**掲載文**
----

「むかしむかしあるところに……」というおなじみの語り出し。
そこから始まるのは、子どもの頃に誰もが聞いた日本昔話の世界です。
ところが青柳碧人の『むかしむかしあるところに、死体がありました。』では、その穏やかな物語の舞台に“殺人事件”が起こります。
タイトルのインパクトだけでも強烈ですが、読み進めていくと、この作品が単なるパロディではなく、きちんとした本格ミステリーとして成立していることに驚かされます。
昔話の設定を生かしながら、論理的な謎解きを組み立てるという発想がとにかく見事でした。
日本昔話を大胆にミステリー化
本書は短編集で、以下の有名な昔話をベースにした5つの物語が収録されています。
- 一寸法師
- 花咲か爺さん
- 鶴の恩返し
- 浦島太郎
- 桃太郎
どれも日本人なら大まかなストーリーを知っている作品ばかりです。
そのため物語の導入が非常にスムーズで、読者は迷うことなく事件の世界へ入り込めます。
ただし展開は、私たちが知っている“めでたしめでたし”の昔話とは大きく違います。

----

**データ抜粋**

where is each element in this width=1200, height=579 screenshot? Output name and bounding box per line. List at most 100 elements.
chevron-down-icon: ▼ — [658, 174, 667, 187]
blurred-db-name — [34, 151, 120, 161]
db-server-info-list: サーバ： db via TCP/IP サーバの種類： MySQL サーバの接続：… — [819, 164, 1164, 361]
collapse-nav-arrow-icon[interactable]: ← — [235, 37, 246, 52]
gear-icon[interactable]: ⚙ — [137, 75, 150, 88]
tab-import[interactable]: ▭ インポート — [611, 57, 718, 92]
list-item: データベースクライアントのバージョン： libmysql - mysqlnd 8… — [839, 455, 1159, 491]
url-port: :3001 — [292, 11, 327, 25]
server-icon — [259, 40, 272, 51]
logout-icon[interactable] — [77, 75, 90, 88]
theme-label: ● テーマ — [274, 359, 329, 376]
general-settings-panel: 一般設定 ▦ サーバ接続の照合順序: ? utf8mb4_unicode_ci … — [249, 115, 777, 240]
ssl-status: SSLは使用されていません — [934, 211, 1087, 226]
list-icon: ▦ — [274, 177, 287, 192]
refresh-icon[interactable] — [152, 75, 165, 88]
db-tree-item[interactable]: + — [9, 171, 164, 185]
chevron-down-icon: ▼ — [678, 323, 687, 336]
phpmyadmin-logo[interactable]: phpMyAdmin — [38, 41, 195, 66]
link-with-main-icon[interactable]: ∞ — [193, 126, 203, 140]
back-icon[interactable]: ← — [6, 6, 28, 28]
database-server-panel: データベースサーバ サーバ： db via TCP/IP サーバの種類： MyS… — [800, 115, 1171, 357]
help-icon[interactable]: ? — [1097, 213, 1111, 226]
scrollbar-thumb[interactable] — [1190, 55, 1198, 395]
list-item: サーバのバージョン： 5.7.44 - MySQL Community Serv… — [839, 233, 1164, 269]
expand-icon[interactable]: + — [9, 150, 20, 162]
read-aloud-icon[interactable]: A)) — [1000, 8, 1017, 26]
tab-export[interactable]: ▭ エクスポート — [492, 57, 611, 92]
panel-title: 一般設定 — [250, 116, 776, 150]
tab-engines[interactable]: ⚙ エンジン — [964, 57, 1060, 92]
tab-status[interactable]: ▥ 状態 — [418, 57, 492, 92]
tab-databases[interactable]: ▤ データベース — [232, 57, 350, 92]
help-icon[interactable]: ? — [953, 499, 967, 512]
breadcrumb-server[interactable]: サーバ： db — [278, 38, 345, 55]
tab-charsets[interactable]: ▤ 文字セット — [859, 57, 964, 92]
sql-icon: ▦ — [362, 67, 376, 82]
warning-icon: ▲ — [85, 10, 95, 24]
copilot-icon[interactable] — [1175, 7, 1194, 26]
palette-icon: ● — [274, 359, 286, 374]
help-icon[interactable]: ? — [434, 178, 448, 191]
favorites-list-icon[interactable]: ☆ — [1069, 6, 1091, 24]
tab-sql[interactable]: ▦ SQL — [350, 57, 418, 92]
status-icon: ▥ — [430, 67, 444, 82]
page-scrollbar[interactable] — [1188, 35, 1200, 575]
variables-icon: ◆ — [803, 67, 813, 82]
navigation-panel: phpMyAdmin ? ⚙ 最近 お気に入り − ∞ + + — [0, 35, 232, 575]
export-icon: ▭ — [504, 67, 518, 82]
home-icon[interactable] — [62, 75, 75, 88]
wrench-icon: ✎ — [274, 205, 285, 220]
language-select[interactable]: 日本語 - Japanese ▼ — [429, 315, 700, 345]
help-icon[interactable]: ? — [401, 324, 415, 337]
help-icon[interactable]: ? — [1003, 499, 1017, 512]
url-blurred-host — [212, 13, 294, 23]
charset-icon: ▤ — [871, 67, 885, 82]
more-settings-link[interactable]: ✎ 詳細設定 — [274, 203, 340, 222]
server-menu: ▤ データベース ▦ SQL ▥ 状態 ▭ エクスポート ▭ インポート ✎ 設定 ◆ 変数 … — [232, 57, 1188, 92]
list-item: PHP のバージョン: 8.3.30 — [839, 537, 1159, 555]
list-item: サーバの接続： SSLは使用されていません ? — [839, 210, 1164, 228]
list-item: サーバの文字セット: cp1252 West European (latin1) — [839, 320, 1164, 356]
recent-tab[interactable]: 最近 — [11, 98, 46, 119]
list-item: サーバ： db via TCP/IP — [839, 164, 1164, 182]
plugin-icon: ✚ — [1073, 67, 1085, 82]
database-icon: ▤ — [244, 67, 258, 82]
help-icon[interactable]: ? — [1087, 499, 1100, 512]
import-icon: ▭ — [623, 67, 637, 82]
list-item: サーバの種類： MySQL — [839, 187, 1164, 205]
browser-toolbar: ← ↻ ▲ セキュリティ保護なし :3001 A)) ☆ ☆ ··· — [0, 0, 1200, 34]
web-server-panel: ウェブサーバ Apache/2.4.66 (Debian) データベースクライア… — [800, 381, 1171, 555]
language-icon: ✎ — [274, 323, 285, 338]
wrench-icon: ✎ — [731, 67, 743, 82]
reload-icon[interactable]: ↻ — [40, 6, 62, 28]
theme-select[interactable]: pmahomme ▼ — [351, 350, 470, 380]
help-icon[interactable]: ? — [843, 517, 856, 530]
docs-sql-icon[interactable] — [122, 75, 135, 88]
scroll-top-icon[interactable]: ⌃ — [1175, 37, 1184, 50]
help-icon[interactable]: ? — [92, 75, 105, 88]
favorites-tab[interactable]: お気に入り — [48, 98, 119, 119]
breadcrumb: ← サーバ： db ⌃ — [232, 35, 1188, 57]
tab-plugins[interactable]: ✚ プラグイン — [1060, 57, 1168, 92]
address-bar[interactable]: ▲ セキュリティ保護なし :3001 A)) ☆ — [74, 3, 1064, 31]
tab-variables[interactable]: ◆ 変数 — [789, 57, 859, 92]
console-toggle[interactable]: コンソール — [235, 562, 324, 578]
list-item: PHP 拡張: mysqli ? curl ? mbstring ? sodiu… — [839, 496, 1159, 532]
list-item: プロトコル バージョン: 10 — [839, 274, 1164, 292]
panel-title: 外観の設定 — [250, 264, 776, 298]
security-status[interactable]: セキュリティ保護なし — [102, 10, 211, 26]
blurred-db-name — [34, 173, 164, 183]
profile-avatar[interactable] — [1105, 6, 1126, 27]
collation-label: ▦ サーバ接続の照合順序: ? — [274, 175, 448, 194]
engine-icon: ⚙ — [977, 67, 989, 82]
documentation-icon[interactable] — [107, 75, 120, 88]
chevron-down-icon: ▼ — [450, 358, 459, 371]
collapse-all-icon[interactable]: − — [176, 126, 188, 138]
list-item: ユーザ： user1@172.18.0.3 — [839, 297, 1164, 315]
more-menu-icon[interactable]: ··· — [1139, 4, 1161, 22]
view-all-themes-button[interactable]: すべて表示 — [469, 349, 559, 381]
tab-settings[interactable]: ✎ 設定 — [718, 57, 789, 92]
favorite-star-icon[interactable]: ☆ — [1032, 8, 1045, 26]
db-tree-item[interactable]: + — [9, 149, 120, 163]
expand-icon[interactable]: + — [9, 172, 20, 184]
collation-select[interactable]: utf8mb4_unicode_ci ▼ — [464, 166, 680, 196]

----

**問題と課題**
1. 昔話ミステリーを紹介する文章から、「ところが青柳碧人の『むかしむ」で始まり「く事件の世界へ入り込めます。」で終わる部分を引用してください。
2. 昔話ミステリーを紹介する文章を、最後の文の後から続けて書いてください。

**演習の解答**
1.
ところが青柳碧人の『むかしむかしあるところに、死体がありました。』では、その穏やかな物語の舞台に“殺人事件”が起こります。
タイトルのインパクトだけでも強烈ですが、読み進めていくと、この作品が単なるパロディではなく、きちんとした本格ミステリーとして成立していることに驚かされます。
昔話の設定を生かしながら、論理的な謎解きを組み立てるという発想がとにかく見事でした。
日本昔話を大胆にミステリー化
本書は短編集で、以下の有名な昔話をベースにした5つの物語が収録されています。
- 一寸法師
- 花咲か爺さん
- 鶴の恩返し
- 浦島太郎
- 桃太郎
どれも日本人なら大まかなストーリーを知っている作品ばかりです。
そのため物語の導入が非常にスムーズで、読者は迷うことなく事件の世界へ入り込めます。

2.
物語の裏側には、人間の欲望や嫉妬、誤解などが絡み合い、そこから殺人事件が生まれるという設定です。
言ってみれば「昔話の裏側で本当に起きていたかもしれない事件」を描くミステリーなのです。
「花咲か爺さん」の意外な犯人
特に印象的だったのが「花咲か爺さん」を題材にした物語です。
誰もが知っている「枯れ木に花を咲かせましょう」という名場面。
しかし、この物語ではその裏で不可解な事件が起きています。
読んでいると、登場人物の中で「怪しい人物」が自然と浮かび上がってきます。
とはいえ決定的な証拠が見つからない。
そんな状況の中で明かされる真相は、なるほどと思わせる論理的なものでした。
昔話というシンプルな世界観の中に、きちんとミステリーとしての伏線や推理が組み込まれている点が、この作品の面白さです。
「鶴の恩返し」と「浦島太郎」の切ない真相
「鶴の恩返し」では、あの有名な“機織りの部屋を覗いてはいけない”という禁忌がミステリーの仕掛けとして活用されています。
真相が明らかになると、事件の背景にある事情が見えてきて、少し胸が痛くなるような結末でした。
また「浦島太郎」の物語も興味深い構成です。
竜宮城という幻想的な舞台を使いながら、謎解きのロジックは非常に現実的。
昔話のファンタジー要素と推理小説の論理性が見事に融合していました。
鬼の視点で描かれる「桃太郎」
本書の中でも特に印象に残るのが、最後に収録された「桃太郎」です。
ここでは物語が鬼の視点から描かれています。
鬼ヶ島という閉ざされた場所、つまりクローズドサークルの状況で事件が起きるという設定は、本格ミステリーとして非常に魅力的です。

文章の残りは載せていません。